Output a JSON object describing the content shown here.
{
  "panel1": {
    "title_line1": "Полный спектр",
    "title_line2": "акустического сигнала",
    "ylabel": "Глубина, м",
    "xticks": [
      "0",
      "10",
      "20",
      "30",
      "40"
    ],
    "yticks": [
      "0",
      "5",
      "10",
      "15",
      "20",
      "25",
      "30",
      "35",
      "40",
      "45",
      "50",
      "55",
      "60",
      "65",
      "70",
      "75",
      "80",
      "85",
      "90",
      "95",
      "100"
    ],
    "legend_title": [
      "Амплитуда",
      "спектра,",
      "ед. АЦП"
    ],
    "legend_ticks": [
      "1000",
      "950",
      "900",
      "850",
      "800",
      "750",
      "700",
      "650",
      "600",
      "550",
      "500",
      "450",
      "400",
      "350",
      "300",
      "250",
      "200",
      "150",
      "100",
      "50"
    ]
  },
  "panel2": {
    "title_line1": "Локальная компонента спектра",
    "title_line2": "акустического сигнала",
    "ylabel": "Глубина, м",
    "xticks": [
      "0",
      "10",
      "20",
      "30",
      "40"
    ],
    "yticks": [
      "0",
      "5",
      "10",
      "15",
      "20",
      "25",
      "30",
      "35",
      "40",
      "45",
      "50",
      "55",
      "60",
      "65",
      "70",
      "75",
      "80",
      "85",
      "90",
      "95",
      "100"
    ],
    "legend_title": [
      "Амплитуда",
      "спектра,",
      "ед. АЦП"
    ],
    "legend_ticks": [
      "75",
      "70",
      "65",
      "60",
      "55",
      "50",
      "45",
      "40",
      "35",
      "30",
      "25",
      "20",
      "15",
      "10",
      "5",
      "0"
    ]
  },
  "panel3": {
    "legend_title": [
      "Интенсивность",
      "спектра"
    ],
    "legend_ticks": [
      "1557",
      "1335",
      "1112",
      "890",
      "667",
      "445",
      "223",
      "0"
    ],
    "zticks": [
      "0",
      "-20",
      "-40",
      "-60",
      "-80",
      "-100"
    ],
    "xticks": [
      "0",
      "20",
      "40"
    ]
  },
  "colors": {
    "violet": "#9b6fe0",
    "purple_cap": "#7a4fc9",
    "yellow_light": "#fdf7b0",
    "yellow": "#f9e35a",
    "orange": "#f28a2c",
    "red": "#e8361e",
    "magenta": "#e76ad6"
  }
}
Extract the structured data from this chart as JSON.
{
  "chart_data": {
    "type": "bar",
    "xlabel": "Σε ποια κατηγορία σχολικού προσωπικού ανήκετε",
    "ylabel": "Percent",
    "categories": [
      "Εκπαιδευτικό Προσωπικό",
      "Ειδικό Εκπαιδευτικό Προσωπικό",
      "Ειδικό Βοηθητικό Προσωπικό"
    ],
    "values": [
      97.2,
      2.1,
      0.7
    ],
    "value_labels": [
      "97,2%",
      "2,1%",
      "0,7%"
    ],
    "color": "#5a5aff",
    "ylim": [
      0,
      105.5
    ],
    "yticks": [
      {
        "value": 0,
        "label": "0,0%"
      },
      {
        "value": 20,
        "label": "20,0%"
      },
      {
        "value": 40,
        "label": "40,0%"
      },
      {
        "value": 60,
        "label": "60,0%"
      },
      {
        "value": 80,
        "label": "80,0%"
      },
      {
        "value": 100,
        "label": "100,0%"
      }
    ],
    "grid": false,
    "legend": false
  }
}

What you have to do:
Count the lines of the listing above that include the word "спектра" and state the total with nothing else.

Response to the task:
4